— start —
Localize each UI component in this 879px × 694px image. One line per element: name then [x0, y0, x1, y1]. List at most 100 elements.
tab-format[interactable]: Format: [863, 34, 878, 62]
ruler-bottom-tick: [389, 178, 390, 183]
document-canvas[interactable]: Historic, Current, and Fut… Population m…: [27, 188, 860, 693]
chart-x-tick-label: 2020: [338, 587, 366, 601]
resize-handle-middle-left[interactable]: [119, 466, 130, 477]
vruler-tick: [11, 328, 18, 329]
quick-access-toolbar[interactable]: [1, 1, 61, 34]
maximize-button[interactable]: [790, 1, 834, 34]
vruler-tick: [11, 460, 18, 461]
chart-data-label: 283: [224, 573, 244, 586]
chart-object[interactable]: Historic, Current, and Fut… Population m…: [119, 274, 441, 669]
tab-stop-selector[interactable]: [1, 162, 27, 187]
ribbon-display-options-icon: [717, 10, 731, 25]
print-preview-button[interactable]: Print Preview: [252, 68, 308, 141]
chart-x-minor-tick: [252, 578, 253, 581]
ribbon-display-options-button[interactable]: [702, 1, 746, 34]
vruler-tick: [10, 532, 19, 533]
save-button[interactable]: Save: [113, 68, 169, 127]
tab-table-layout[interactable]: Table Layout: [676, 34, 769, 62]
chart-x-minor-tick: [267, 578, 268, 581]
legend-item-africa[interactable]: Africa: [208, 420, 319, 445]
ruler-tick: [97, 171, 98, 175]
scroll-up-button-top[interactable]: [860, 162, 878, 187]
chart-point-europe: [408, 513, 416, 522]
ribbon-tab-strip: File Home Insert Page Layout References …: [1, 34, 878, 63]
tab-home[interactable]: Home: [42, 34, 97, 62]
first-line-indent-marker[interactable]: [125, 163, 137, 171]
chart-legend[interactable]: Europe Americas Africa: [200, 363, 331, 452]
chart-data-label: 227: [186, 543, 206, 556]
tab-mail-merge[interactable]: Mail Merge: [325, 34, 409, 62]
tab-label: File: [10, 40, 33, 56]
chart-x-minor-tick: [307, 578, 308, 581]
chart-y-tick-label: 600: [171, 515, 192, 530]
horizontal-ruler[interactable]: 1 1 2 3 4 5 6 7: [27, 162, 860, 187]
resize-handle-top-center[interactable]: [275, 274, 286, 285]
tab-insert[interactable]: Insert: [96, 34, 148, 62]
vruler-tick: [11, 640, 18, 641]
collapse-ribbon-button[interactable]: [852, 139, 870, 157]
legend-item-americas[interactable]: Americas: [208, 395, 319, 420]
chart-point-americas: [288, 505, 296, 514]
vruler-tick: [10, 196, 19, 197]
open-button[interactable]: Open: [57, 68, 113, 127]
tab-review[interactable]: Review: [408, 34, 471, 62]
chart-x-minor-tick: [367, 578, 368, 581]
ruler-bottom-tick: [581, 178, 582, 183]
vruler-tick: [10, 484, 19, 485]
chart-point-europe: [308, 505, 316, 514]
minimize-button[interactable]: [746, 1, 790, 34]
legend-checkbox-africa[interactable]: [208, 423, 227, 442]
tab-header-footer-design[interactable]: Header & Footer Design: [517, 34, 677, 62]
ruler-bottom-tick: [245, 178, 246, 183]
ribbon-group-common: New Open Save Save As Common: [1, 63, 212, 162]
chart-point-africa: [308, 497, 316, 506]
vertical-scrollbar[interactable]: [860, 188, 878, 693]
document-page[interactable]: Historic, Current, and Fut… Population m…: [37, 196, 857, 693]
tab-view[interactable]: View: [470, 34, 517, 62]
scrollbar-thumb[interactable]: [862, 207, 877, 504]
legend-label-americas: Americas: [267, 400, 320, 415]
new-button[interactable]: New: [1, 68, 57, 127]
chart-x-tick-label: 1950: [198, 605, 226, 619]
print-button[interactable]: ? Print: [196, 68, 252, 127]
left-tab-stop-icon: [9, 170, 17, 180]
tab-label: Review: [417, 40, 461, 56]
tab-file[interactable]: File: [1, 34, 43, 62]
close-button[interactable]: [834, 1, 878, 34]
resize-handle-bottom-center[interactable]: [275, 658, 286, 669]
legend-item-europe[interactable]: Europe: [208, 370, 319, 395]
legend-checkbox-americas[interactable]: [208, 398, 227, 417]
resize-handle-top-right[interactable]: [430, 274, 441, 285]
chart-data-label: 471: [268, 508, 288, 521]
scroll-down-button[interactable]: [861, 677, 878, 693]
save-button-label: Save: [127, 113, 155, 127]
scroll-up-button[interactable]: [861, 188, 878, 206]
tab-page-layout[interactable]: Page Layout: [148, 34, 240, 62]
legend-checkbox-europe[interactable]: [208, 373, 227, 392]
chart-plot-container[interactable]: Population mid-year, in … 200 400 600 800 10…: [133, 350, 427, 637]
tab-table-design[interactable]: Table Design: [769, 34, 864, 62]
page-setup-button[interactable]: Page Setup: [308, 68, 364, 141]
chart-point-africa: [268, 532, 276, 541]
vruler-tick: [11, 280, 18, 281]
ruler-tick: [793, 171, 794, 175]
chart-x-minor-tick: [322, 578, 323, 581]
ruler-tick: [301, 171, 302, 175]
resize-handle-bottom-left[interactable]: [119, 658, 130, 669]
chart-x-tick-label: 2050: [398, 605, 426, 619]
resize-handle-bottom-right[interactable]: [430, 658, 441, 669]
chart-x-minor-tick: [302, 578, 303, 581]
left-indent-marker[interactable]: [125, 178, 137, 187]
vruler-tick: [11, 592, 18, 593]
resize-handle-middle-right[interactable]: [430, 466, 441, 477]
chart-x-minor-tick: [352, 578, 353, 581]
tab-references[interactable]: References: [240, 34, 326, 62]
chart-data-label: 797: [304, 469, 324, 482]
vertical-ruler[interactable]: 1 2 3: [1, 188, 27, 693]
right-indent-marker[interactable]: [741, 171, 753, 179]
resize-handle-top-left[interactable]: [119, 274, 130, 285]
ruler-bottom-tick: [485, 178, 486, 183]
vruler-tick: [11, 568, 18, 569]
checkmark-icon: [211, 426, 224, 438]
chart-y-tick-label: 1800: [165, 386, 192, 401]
— end —
*Short exercise:*
Copy the listing above word for word, reproducing every line without any change.

*Reply to the exercise:*
Localize each UI component in this 879px × 694px image. One line per element: name then [x0, y0, x1, y1]. List at most 100 elements.
tab-format[interactable]: Format: [863, 34, 878, 62]
ruler-bottom-tick: [389, 178, 390, 183]
document-canvas[interactable]: Historic, Current, and Fut… Population m…: [27, 188, 860, 693]
chart-x-tick-label: 2020: [338, 587, 366, 601]
resize-handle-middle-left[interactable]: [119, 466, 130, 477]
vruler-tick: [11, 328, 18, 329]
quick-access-toolbar[interactable]: [1, 1, 61, 34]
maximize-button[interactable]: [790, 1, 834, 34]
vruler-tick: [11, 460, 18, 461]
chart-data-label: 283: [224, 573, 244, 586]
chart-object[interactable]: Historic, Current, and Fut… Population m…: [119, 274, 441, 669]
tab-stop-selector[interactable]: [1, 162, 27, 187]
ribbon-display-options-icon: [717, 10, 731, 25]
print-preview-button[interactable]: Print Preview: [252, 68, 308, 141]
chart-x-minor-tick: [252, 578, 253, 581]
ribbon-display-options-button[interactable]: [702, 1, 746, 34]
vruler-tick: [10, 532, 19, 533]
save-button[interactable]: Save: [113, 68, 169, 127]
tab-table-layout[interactable]: Table Layout: [676, 34, 769, 62]
chart-x-minor-tick: [267, 578, 268, 581]
legend-item-africa[interactable]: Africa: [208, 420, 319, 445]
ruler-tick: [97, 171, 98, 175]
scroll-up-button-top[interactable]: [860, 162, 878, 187]
chart-point-europe: [408, 513, 416, 522]
ribbon-tab-strip: File Home Insert Page Layout References …: [1, 34, 878, 63]
tab-home[interactable]: Home: [42, 34, 97, 62]
first-line-indent-marker[interactable]: [125, 163, 137, 171]
chart-legend[interactable]: Europe Americas Africa: [200, 363, 331, 452]
chart-data-label: 227: [186, 543, 206, 556]
tab-mail-merge[interactable]: Mail Merge: [325, 34, 409, 62]
tab-label: File: [10, 40, 33, 56]
chart-x-minor-tick: [307, 578, 308, 581]
chart-y-tick-label: 600: [171, 515, 192, 530]
horizontal-ruler[interactable]: 1 1 2 3 4 5 6 7: [27, 162, 860, 187]
resize-handle-top-center[interactable]: [275, 274, 286, 285]
tab-insert[interactable]: Insert: [96, 34, 148, 62]
vruler-tick: [11, 640, 18, 641]
collapse-ribbon-button[interactable]: [852, 139, 870, 157]
legend-item-americas[interactable]: Americas: [208, 395, 319, 420]
chart-point-americas: [288, 505, 296, 514]
vruler-tick: [10, 196, 19, 197]
open-button[interactable]: Open: [57, 68, 113, 127]
tab-review[interactable]: Review: [408, 34, 471, 62]
chart-x-minor-tick: [367, 578, 368, 581]
ruler-bottom-tick: [581, 178, 582, 183]
vruler-tick: [10, 484, 19, 485]
chart-point-europe: [308, 505, 316, 514]
minimize-button[interactable]: [746, 1, 790, 34]
legend-checkbox-africa[interactable]: [208, 423, 227, 442]
tab-header-footer-design[interactable]: Header & Footer Design: [517, 34, 677, 62]
ruler-bottom-tick: [245, 178, 246, 183]
ribbon-group-common: New Open Save Save As Common: [1, 63, 212, 162]
chart-point-africa: [308, 497, 316, 506]
vertical-scrollbar[interactable]: [860, 188, 878, 693]
document-page[interactable]: Historic, Current, and Fut… Population m…: [37, 196, 857, 693]
tab-view[interactable]: View: [470, 34, 517, 62]
scrollbar-thumb[interactable]: [862, 207, 877, 504]
legend-label-americas: Americas: [267, 400, 320, 415]
new-button[interactable]: New: [1, 68, 57, 127]
chart-x-tick-label: 1950: [198, 605, 226, 619]
print-button[interactable]: ? Print: [196, 68, 252, 127]
left-tab-stop-icon: [9, 170, 17, 180]
tab-label: Review: [417, 40, 461, 56]
tab-file[interactable]: File: [1, 34, 43, 62]
close-button[interactable]: [834, 1, 878, 34]
resize-handle-bottom-center[interactable]: [275, 658, 286, 669]
legend-item-europe[interactable]: Europe: [208, 370, 319, 395]
legend-checkbox-americas[interactable]: [208, 398, 227, 417]
resize-handle-top-right[interactable]: [430, 274, 441, 285]
chart-data-label: 471: [268, 508, 288, 521]
scroll-down-button[interactable]: [861, 677, 878, 693]
save-button-label: Save: [127, 113, 155, 127]
scroll-up-button[interactable]: [861, 188, 878, 206]
tab-page-layout[interactable]: Page Layout: [148, 34, 240, 62]
legend-checkbox-europe[interactable]: [208, 373, 227, 392]
chart-plot-container[interactable]: Population mid-year, in … 200 400 600 800 10…: [133, 350, 427, 637]
tab-table-design[interactable]: Table Design: [769, 34, 864, 62]
page-setup-button[interactable]: Page Setup: [308, 68, 364, 141]
chart-point-africa: [268, 532, 276, 541]
vruler-tick: [11, 280, 18, 281]
ruler-tick: [793, 171, 794, 175]
chart-x-minor-tick: [322, 578, 323, 581]
ruler-tick: [301, 171, 302, 175]
resize-handle-bottom-left[interactable]: [119, 658, 130, 669]
chart-x-tick-label: 2050: [398, 605, 426, 619]
resize-handle-bottom-right[interactable]: [430, 658, 441, 669]
chart-x-minor-tick: [302, 578, 303, 581]
left-indent-marker[interactable]: [125, 178, 137, 187]
vruler-tick: [11, 592, 18, 593]
resize-handle-middle-right[interactable]: [430, 466, 441, 477]
chart-x-minor-tick: [352, 578, 353, 581]
tab-references[interactable]: References: [240, 34, 326, 62]
chart-data-label: 797: [304, 469, 324, 482]
vertical-ruler[interactable]: 1 2 3: [1, 188, 27, 693]
right-indent-marker[interactable]: [741, 171, 753, 179]
resize-handle-top-left[interactable]: [119, 274, 130, 285]
ruler-bottom-tick: [485, 178, 486, 183]
vruler-tick: [11, 568, 18, 569]
checkmark-icon: [211, 426, 224, 438]
chart-y-tick-label: 1800: [165, 386, 192, 401]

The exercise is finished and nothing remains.